*GIVEN TASK:* Every entry must be duplicated precisely as written.
--- START DATASET ROWS ---
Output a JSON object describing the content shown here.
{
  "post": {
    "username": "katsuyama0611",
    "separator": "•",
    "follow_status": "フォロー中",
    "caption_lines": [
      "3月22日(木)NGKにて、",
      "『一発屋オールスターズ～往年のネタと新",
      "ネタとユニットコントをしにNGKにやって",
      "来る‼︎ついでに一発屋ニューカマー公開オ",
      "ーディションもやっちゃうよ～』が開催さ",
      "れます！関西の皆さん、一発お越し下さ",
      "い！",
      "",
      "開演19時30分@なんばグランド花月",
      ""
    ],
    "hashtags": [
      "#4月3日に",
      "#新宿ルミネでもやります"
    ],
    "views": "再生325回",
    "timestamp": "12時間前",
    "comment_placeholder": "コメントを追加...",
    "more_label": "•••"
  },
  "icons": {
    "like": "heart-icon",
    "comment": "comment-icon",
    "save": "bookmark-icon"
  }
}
--- END DATASET ROWS ---
*RESULT OF THIS EXERCISE:*
Output a JSON object describing the content shown here.
{
  "post": {
    "username": "katsuyama0611",
    "separator": "•",
    "follow_status": "フォロー中",
    "caption_lines": [
      "3月22日(木)NGKにて、",
      "『一発屋オールスターズ～往年のネタと新",
      "ネタとユニットコントをしにNGKにやって",
      "来る‼︎ついでに一発屋ニューカマー公開オ",
      "ーディションもやっちゃうよ～』が開催さ",
      "れます！関西の皆さん、一発お越し下さ",
      "い！",
      "",
      "開演19時30分@なんばグランド花月",
      ""
    ],
    "hashtags": [
      "#4月3日に",
      "#新宿ルミネでもやります"
    ],
    "views": "再生325回",
    "timestamp": "12時間前",
    "comment_placeholder": "コメントを追加...",
    "more_label": "•••"
  },
  "icons": {
    "like": "heart-icon",
    "comment": "comment-icon",
    "save": "bookmark-icon"
  }
}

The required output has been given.